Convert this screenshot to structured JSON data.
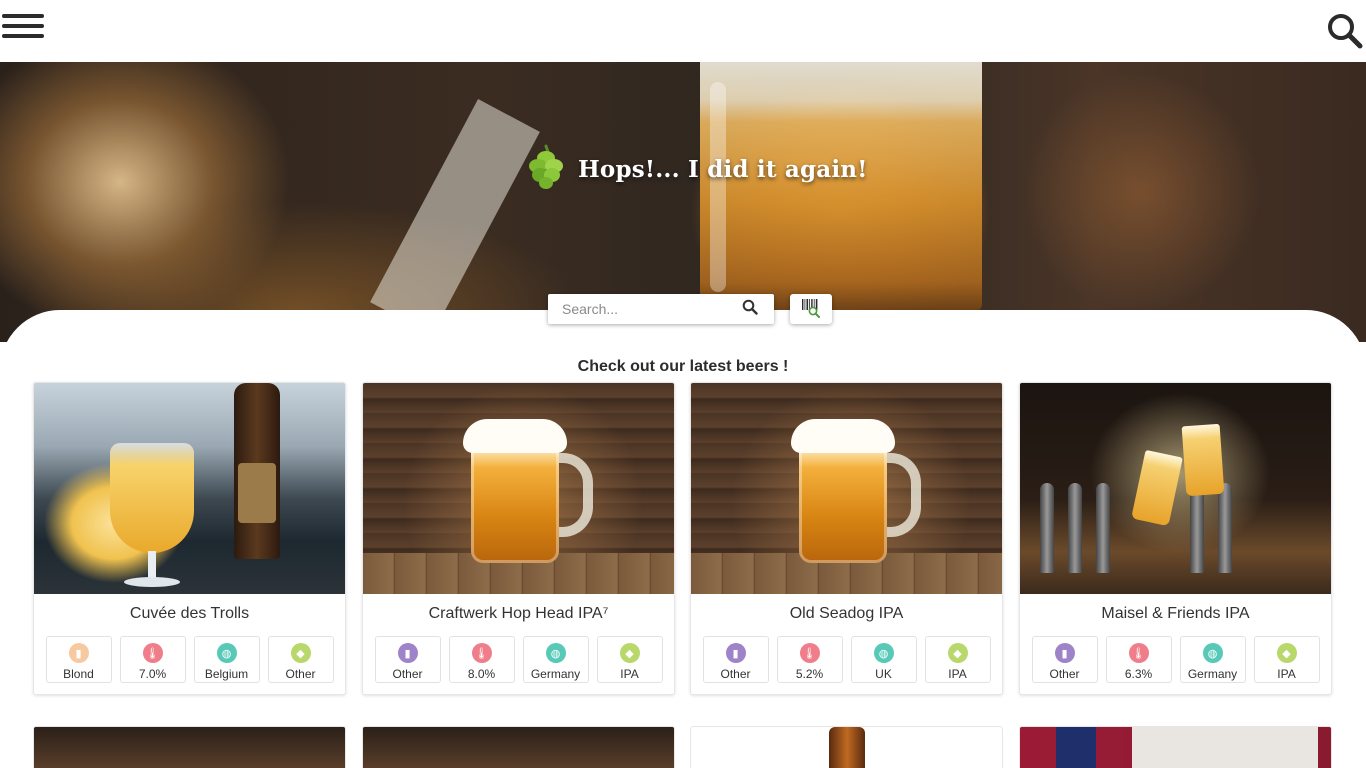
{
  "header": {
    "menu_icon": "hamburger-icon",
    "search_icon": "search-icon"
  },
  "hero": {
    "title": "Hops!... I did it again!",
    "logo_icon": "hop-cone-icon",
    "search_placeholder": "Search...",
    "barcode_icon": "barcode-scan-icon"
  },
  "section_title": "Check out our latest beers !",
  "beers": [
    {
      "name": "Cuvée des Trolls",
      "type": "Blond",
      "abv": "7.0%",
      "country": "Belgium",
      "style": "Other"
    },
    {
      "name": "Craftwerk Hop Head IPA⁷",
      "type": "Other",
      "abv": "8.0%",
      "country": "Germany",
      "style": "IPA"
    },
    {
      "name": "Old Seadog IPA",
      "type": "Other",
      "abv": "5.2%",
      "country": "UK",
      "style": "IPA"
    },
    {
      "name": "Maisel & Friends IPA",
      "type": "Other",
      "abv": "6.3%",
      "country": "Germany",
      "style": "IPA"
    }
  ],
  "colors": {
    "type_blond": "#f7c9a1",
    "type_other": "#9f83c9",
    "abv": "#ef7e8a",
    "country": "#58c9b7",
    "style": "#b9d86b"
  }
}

- - - - - - -

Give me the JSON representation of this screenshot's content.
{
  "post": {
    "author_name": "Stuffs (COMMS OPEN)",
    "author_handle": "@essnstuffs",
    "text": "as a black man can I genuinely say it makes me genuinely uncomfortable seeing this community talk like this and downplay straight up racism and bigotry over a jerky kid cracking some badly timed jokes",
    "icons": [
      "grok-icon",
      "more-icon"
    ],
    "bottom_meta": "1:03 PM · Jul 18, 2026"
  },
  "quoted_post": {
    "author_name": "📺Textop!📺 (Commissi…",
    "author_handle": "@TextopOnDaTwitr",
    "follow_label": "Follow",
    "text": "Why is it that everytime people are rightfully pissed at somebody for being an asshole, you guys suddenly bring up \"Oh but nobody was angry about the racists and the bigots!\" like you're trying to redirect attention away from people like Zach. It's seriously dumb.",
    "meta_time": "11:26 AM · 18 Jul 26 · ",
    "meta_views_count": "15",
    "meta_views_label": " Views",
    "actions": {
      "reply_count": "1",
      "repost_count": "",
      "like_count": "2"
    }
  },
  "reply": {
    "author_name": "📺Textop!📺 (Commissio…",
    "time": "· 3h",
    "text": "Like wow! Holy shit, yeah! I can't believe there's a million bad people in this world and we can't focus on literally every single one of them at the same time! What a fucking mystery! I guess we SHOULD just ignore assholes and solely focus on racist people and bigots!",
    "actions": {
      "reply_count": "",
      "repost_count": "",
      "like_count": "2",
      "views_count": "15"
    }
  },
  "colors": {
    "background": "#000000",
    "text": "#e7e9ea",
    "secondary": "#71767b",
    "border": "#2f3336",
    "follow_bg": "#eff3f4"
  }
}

- - - - - - -

__INSTRUCTION__: Only lines with the string "people" belong in your answer; copy each one.

__FULL RESPONSE__:
    "text": "Why is it that everytime people are rightfully pissed at somebody for being an asshole, you guys suddenly bring up \"Oh but nobody was angry about the racists and the bigots!\" like you're trying to redirect attention away from people like Zach. It's seriously dumb.",
    "text": "Like wow! Holy shit, yeah! I can't believe there's a million bad people in this world and we can't focus on literally every single one of them at the same time! What a fucking mystery! I guess we SHOULD just ignore assholes and solely focus on racist people and bigots!",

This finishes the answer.